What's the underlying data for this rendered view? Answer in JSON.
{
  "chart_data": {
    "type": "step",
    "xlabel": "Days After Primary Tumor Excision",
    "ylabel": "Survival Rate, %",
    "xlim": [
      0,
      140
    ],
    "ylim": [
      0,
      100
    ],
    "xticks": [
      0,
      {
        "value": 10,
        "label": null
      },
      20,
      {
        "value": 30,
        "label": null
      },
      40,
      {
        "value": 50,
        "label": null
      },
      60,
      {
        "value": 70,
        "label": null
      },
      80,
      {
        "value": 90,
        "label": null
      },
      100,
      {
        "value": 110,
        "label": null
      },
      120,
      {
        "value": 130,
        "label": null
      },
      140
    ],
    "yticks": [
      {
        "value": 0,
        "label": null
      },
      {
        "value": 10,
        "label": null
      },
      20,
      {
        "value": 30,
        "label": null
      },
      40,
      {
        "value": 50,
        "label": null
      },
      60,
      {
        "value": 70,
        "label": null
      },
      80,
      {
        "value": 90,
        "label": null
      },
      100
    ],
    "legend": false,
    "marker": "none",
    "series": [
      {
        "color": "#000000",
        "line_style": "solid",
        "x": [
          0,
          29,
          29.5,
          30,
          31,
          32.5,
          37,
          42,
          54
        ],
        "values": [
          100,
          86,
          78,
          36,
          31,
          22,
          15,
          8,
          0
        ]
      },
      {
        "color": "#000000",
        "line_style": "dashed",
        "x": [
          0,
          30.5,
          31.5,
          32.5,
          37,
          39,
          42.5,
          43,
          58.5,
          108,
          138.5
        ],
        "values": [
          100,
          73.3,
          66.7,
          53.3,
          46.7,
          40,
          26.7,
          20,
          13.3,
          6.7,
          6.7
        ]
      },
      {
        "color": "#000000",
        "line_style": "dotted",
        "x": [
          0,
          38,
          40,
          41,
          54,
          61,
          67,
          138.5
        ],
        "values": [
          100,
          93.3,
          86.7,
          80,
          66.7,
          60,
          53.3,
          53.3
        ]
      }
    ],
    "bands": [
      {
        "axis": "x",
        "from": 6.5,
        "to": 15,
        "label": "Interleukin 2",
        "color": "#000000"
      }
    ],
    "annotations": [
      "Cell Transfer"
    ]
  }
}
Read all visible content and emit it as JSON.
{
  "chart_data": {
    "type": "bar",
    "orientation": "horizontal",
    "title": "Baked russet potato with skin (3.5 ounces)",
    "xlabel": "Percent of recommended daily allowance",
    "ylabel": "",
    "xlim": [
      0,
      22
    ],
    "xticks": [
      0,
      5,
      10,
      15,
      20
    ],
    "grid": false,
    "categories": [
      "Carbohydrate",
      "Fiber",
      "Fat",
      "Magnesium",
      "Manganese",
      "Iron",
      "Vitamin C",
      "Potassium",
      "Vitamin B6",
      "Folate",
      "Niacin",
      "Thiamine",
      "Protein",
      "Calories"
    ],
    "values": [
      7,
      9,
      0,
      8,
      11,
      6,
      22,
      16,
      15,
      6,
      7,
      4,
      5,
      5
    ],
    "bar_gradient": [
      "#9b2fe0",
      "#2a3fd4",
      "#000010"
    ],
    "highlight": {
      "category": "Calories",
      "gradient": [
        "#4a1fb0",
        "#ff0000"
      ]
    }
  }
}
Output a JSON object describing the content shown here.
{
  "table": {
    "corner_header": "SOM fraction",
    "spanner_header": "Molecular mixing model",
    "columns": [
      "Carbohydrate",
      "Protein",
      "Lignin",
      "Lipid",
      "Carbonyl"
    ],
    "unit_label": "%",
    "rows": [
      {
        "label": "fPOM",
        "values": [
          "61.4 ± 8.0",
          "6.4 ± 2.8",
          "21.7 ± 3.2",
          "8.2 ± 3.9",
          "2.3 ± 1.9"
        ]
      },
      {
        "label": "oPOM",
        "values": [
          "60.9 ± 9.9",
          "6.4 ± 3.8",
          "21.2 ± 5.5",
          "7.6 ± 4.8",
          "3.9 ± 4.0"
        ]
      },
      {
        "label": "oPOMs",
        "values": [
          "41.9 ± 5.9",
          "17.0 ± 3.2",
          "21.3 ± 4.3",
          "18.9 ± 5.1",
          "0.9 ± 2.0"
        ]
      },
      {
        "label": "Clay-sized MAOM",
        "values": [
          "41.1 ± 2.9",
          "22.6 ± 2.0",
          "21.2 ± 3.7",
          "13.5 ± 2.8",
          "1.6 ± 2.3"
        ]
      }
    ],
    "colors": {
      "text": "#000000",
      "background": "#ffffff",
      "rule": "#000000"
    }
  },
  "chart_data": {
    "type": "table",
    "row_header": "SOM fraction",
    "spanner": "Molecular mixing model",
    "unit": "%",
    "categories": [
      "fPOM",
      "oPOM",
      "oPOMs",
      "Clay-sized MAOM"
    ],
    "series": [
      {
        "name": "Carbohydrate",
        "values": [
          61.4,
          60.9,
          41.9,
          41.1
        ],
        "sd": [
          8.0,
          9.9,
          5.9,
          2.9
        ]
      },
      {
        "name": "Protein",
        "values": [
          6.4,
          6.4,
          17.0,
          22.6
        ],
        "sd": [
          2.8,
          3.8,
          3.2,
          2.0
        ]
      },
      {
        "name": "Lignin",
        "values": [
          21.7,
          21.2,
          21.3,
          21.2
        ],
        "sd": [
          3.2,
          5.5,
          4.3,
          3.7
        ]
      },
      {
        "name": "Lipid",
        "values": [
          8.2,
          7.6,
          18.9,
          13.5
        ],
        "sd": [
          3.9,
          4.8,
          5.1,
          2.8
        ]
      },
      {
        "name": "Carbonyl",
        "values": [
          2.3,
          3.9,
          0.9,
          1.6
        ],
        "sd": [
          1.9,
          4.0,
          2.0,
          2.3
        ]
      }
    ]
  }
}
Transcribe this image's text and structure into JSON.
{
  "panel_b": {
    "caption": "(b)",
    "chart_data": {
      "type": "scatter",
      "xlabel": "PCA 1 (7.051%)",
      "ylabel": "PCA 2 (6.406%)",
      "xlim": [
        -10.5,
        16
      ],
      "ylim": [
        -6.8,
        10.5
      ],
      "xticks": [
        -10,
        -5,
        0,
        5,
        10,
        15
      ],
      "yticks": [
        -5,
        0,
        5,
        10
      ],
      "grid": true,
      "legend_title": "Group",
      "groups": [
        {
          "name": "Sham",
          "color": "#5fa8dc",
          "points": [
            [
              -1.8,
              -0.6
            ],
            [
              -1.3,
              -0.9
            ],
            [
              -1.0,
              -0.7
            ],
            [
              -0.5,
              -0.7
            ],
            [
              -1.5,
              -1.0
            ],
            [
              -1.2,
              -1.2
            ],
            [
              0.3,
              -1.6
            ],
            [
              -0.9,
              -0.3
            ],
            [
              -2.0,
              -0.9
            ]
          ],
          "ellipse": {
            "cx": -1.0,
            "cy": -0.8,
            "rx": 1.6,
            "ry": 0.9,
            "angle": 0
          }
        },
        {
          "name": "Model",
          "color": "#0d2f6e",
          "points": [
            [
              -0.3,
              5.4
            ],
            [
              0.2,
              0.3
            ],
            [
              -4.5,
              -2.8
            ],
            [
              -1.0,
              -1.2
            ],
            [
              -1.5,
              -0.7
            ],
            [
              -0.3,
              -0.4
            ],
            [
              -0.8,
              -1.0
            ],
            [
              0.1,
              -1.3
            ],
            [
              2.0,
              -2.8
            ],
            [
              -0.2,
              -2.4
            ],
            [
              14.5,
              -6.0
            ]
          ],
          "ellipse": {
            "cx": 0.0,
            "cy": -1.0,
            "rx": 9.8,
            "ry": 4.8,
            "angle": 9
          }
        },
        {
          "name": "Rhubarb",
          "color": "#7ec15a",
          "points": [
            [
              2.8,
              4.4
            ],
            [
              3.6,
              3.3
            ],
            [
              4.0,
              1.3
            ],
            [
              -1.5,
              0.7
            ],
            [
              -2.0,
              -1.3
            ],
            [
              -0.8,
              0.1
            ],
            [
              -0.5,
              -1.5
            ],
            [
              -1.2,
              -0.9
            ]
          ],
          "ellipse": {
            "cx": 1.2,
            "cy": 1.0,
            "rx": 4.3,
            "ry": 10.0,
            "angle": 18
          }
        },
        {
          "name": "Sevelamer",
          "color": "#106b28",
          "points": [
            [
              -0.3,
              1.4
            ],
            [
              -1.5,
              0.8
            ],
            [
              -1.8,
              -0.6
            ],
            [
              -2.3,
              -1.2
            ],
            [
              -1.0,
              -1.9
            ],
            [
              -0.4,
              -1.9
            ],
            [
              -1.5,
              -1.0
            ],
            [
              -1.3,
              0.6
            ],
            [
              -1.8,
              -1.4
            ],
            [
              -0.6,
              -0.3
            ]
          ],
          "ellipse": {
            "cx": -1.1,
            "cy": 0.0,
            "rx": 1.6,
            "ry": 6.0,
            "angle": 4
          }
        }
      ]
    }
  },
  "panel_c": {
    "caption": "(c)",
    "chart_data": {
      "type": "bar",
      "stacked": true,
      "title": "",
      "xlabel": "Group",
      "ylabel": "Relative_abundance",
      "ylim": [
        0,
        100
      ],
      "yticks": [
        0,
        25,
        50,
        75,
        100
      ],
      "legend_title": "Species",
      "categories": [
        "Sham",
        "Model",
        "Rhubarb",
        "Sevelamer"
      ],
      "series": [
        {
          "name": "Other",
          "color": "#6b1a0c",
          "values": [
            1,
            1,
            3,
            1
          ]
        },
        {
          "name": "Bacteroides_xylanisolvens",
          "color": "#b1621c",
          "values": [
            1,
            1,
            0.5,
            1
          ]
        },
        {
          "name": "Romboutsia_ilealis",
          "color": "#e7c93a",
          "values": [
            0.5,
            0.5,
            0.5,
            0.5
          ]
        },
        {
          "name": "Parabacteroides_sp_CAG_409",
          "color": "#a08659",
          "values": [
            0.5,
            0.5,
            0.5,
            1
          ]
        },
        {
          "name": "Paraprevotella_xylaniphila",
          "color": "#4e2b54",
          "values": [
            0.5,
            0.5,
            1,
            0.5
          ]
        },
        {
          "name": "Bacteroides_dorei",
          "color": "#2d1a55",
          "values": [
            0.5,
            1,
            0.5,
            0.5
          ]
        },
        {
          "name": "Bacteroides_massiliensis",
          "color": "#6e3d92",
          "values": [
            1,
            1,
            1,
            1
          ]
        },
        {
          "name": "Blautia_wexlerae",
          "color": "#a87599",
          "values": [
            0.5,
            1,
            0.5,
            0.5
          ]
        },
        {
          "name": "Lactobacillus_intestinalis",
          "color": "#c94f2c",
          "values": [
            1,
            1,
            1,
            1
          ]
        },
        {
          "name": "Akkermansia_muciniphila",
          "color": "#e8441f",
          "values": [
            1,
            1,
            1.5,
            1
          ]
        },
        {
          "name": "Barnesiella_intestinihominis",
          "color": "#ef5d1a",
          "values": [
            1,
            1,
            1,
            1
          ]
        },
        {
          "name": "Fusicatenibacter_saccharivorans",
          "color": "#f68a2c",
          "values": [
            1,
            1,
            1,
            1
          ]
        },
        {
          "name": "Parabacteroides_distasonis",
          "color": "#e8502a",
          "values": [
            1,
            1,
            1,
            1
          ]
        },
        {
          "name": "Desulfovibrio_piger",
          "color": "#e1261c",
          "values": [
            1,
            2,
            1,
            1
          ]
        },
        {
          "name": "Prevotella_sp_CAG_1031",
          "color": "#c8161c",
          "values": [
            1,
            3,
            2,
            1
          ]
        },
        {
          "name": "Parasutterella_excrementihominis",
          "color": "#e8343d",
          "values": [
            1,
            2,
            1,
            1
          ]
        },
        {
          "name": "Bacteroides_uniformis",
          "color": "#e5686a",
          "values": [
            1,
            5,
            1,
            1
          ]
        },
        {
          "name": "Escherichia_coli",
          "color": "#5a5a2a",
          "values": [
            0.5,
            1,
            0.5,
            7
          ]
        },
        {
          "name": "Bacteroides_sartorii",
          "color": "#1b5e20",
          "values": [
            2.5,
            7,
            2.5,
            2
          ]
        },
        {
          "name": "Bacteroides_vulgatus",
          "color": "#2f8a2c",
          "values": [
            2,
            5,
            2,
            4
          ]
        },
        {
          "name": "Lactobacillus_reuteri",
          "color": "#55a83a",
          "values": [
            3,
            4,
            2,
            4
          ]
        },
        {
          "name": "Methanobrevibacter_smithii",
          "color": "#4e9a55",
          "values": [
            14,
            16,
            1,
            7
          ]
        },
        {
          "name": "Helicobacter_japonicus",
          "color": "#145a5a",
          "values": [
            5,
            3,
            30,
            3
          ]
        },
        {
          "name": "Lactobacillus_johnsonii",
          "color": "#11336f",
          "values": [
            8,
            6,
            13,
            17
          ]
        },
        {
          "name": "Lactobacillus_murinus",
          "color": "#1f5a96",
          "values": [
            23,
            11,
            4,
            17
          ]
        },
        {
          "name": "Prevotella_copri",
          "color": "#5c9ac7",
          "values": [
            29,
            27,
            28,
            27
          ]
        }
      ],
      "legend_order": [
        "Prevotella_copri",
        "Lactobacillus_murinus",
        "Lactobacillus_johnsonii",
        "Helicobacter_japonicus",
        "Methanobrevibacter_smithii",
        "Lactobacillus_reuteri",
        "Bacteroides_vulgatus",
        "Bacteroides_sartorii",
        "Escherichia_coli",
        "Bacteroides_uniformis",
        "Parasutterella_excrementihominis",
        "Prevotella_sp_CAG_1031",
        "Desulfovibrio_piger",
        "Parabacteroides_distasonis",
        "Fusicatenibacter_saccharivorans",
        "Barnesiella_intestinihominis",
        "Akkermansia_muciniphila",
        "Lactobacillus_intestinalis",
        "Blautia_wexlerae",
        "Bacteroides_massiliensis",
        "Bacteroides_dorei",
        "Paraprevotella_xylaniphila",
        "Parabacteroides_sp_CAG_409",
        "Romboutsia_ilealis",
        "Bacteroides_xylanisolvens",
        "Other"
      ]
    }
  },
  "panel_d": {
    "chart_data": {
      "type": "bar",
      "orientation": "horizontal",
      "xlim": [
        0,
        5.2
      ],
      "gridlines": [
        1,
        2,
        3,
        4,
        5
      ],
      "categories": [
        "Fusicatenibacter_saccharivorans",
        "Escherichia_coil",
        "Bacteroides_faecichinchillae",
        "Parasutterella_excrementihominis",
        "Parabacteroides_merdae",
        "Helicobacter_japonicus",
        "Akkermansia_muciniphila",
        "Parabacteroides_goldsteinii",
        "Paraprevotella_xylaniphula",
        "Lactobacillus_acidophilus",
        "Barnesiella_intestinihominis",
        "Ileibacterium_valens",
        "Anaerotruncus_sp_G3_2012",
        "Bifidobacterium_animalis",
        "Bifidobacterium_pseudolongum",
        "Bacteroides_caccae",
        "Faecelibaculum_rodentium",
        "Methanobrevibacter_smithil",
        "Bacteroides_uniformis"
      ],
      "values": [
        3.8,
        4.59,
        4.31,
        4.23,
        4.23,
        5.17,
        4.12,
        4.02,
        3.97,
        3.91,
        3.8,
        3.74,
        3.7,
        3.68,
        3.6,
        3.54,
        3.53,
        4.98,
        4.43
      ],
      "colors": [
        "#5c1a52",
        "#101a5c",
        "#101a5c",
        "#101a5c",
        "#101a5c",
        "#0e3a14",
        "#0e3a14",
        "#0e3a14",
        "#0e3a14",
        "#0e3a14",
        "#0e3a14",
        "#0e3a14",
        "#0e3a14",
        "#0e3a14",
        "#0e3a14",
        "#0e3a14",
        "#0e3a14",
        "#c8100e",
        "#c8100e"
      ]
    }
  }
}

__What you should do__
Wherever the string "this" appears in a line of the records above, copy that line.

__Exercise answer__
What's the underlying data for this rendered view? Answer in JSON.
Transcribe this image's text and structure into JSON.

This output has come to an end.